**Task prompt:** Wherever the word "entire" appears in the entries, copy the whole line.

:::

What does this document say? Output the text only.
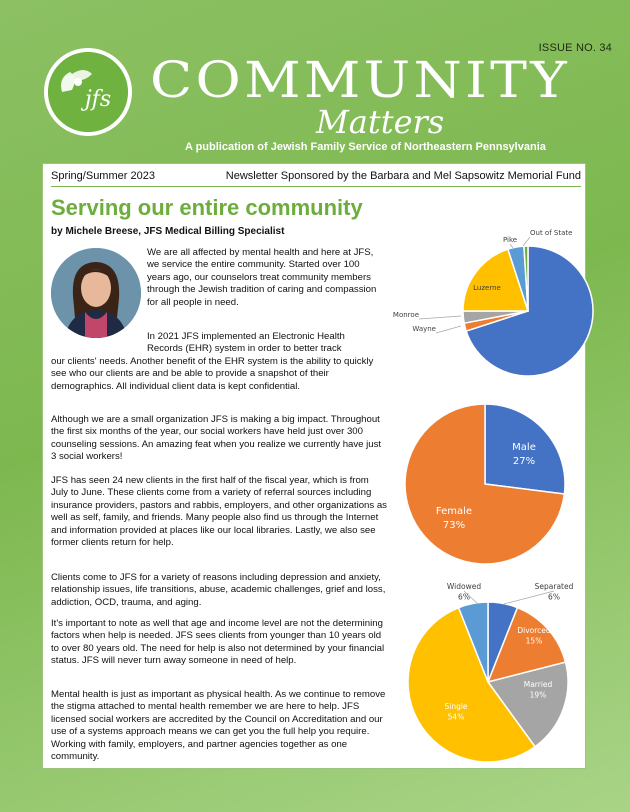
jfs
ISSUE NO. 34
COMMUNITY
Matters
A publication of Jewish Family Service of Northeastern Pennsylvania
Spring/Summer 2023	Newsletter Sponsored by the Barbara and Mel Sapsowitz Memorial Fund
Serving our entire community
by Michele Breese, JFS Medical Billing Specialist

We are all affected by mental health and here at JFS, we service the entire community. Started over 100 years ago, our counselors treat community members through the Jewish tradition of caring and compassion for all people in need.

In 2021 JFS implemented an Electronic Health Records (EHR) system in order to better track

our clients' needs. Another benefit of the EHR system is the ability to quickly see who our clients are and be able to provide a snapshot of their demographics. All individual client data is kept confidential.

Although we are a small organization JFS is making a big impact. Throughout the first six months of the year, our social workers have held just over 300 counseling sessions. An amazing feat when you realize we currently have just 3 social workers!

JFS has seen 24 new clients in the first half of the fiscal year, which is from July to June. These clients come from a variety of referral sources including insurance providers, pastors and rabbis, employers, and other organizations as well as self, family, and friends. Many people also find us through the Internet and information provided at places like our local libraries. Lastly, we also see former clients return for help.

Clients come to JFS for a variety of reasons including depression and anxiety, relationship issues, life transitions, abuse, academic challenges, grief and loss, addiction, OCD, trauma, and aging.

It's important to note as well that age and income level are not the determining factors when help is needed. JFS sees clients from younger than 10 years old to over 80 years old. The need for help is also not determined by your financial status. JFS will never turn away someone in need of help.

Mental health is just as important as physical health. As we continue to remove the stigma attached to mental health remember we are here to help. JFS licensed social workers are accredited by the Council on Accreditation and our use of a systems approach means we can get you the full help you require. Working with family, employers, and partner agencies together as one community.

Lackawanna
Wayne
Monroe
Luzerne
Pike
Out of State
Male 27%
Female 73%
Separated 6%
Divorced 15%
Married 19%
Single 54%
Widowed 6%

:::

**Task output:**
Serving our entire community
We are all affected by mental health and here at JFS, we service the entire community. Started over 100 years ago, our counselors treat community members through the Jewish tradition of caring and compassion for all people in need.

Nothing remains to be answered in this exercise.